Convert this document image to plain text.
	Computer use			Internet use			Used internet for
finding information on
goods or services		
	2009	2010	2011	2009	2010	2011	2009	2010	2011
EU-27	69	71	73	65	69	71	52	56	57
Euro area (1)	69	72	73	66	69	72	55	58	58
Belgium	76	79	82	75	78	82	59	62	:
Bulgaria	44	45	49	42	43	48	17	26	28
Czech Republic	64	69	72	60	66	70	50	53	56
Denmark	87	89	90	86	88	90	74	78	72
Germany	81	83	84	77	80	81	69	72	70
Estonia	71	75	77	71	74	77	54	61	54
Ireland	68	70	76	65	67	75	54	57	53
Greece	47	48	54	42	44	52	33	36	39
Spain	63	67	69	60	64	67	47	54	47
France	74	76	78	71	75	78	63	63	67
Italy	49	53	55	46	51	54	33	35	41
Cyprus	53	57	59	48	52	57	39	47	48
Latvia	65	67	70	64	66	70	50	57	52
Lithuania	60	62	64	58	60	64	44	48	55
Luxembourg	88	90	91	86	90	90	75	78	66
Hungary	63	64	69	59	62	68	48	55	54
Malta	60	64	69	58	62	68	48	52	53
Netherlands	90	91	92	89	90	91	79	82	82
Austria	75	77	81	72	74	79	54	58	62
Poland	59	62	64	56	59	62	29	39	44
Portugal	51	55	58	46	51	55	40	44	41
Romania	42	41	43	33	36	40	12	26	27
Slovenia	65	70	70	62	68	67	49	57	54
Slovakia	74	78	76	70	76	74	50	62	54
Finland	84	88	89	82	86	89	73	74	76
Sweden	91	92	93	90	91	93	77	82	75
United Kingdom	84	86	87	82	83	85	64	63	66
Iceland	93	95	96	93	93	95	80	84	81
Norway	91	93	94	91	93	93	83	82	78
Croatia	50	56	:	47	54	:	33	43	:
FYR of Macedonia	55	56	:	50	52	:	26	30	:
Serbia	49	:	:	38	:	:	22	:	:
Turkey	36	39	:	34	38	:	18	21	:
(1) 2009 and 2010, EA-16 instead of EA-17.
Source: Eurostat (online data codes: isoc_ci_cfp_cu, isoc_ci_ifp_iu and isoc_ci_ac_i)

========================================

• **TASK REQUIREMENTS**: Reproduce the records above exactly as they appear.

• **ANSWER FOR THE TASK**:
Convert this document image to plain text.
	Computer use			Internet use			Used internet for
finding information on
goods or services		
	2009	2010	2011	2009	2010	2011	2009	2010	2011
EU-27	69	71	73	65	69	71	52	56	57
Euro area (1)	69	72	73	66	69	72	55	58	58
Belgium	76	79	82	75	78	82	59	62	:
Bulgaria	44	45	49	42	43	48	17	26	28
Czech Republic	64	69	72	60	66	70	50	53	56
Denmark	87	89	90	86	88	90	74	78	72
Germany	81	83	84	77	80	81	69	72	70
Estonia	71	75	77	71	74	77	54	61	54
Ireland	68	70	76	65	67	75	54	57	53
Greece	47	48	54	42	44	52	33	36	39
Spain	63	67	69	60	64	67	47	54	47
France	74	76	78	71	75	78	63	63	67
Italy	49	53	55	46	51	54	33	35	41
Cyprus	53	57	59	48	52	57	39	47	48
Latvia	65	67	70	64	66	70	50	57	52
Lithuania	60	62	64	58	60	64	44	48	55
Luxembourg	88	90	91	86	90	90	75	78	66
Hungary	63	64	69	59	62	68	48	55	54
Malta	60	64	69	58	62	68	48	52	53
Netherlands	90	91	92	89	90	91	79	82	82
Austria	75	77	81	72	74	79	54	58	62
Poland	59	62	64	56	59	62	29	39	44
Portugal	51	55	58	46	51	55	40	44	41
Romania	42	41	43	33	36	40	12	26	27
Slovenia	65	70	70	62	68	67	49	57	54
Slovakia	74	78	76	70	76	74	50	62	54
Finland	84	88	89	82	86	89	73	74	76
Sweden	91	92	93	90	91	93	77	82	75
United Kingdom	84	86	87	82	83	85	64	63	66
Iceland	93	95	96	93	93	95	80	84	81
Norway	91	93	94	91	93	93	83	82	78
Croatia	50	56	:	47	54	:	33	43	:
FYR of Macedonia	55	56	:	50	52	:	26	30	:
Serbia	49	:	:	38	:	:	22	:	:
Turkey	36	39	:	34	38	:	18	21	:
(1) 2009 and 2010, EA-16 instead of EA-17.
Source: Eurostat (online data codes: isoc_ci_cfp_cu, isoc_ci_ifp_iu and isoc_ci_ac_i)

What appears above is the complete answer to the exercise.